__Stated task__.
Copy the records below exactly, omitting any pictures they contain.

__Provided records__.
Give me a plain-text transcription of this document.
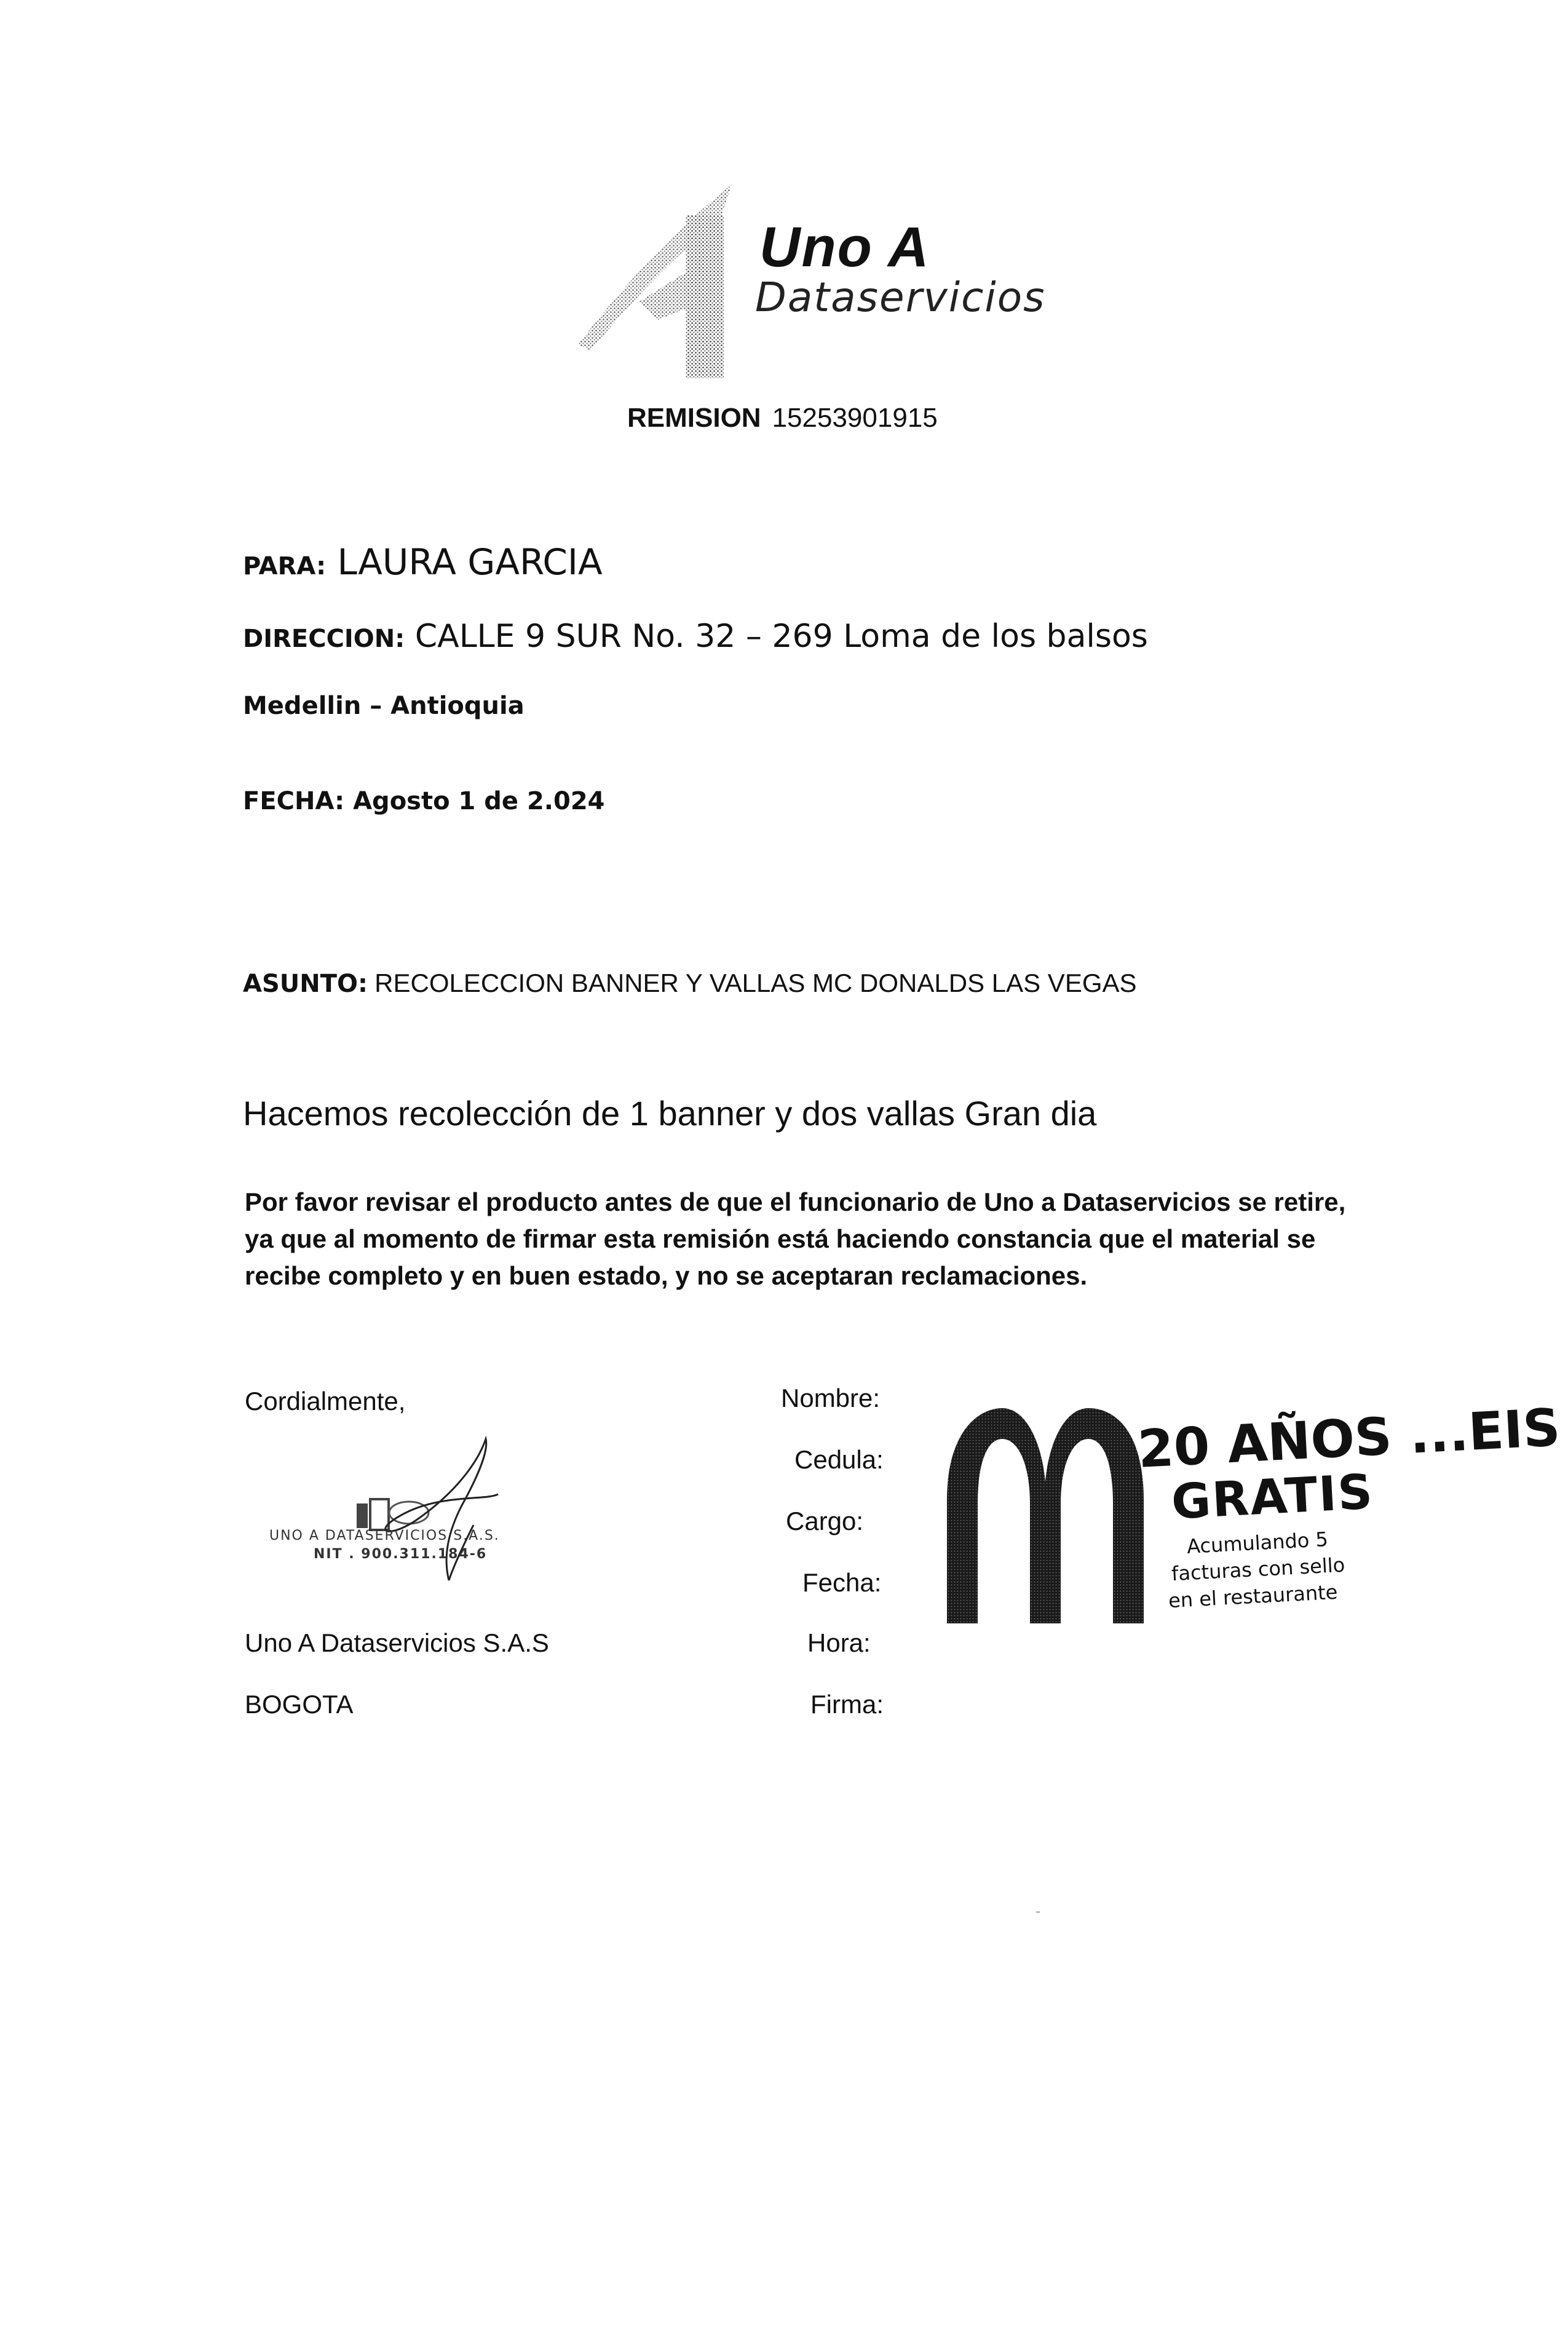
Uno A
Dataservicios
REMISION 15253901915
PARA: LAURA GARCIA
DIRECCION: CALLE 9 SUR No. 32 – 269 Loma de los balsos
Medellin – Antioquia
FECHA: Agosto 1 de 2.024
ASUNTO: RECOLECCION BANNER Y VALLAS MC DONALDS LAS VEGAS
Hacemos recolección de 1 banner y dos vallas Gran dia
Por favor revisar el producto antes de que el funcionario de Uno a Dataservicios se retire, ya que al momento de firmar esta remisión está haciendo constancia que el material se recibe completo y en buen estado, y no se aceptaran reclamaciones.
Cordialmente,
UNO A DATASERVICIOS S.A.S.
NIT . 900.311.184-6
Uno A Dataservicios S.A.S
BOGOTA
Nombre:
Cedula:
Cargo:
Fecha:
Hora:
Firma:
20 AÑOS ...EIS
GRATIS
Acumulando 5
facturas con sello
en el restaurante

__Result of the exercise__.
Give me a plain-text transcription of this document.
Uno A
Dataservicios
REMISION 15253901915
PARA: LAURA GARCIA
DIRECCION: CALLE 9 SUR No. 32 – 269 Loma de los balsos
Medellin – Antioquia
FECHA: Agosto 1 de 2.024
ASUNTO: RECOLECCION BANNER Y VALLAS MC DONALDS LAS VEGAS
Hacemos recolección de 1 banner y dos vallas Gran dia
Por favor revisar el producto antes de que el funcionario de Uno a Dataservicios se retire, ya que al momento de firmar esta remisión está haciendo constancia que el material se recibe completo y en buen estado, y no se aceptaran reclamaciones.
Cordialmente,
UNO A DATASERVICIOS S.A.S.
NIT . 900.311.184-6
Uno A Dataservicios S.A.S
BOGOTA
Nombre:
Cedula:
Cargo:
Fecha:
Hora:
Firma:
20 AÑOS ...EIS
GRATIS
Acumulando 5
facturas con sello
en el restaurante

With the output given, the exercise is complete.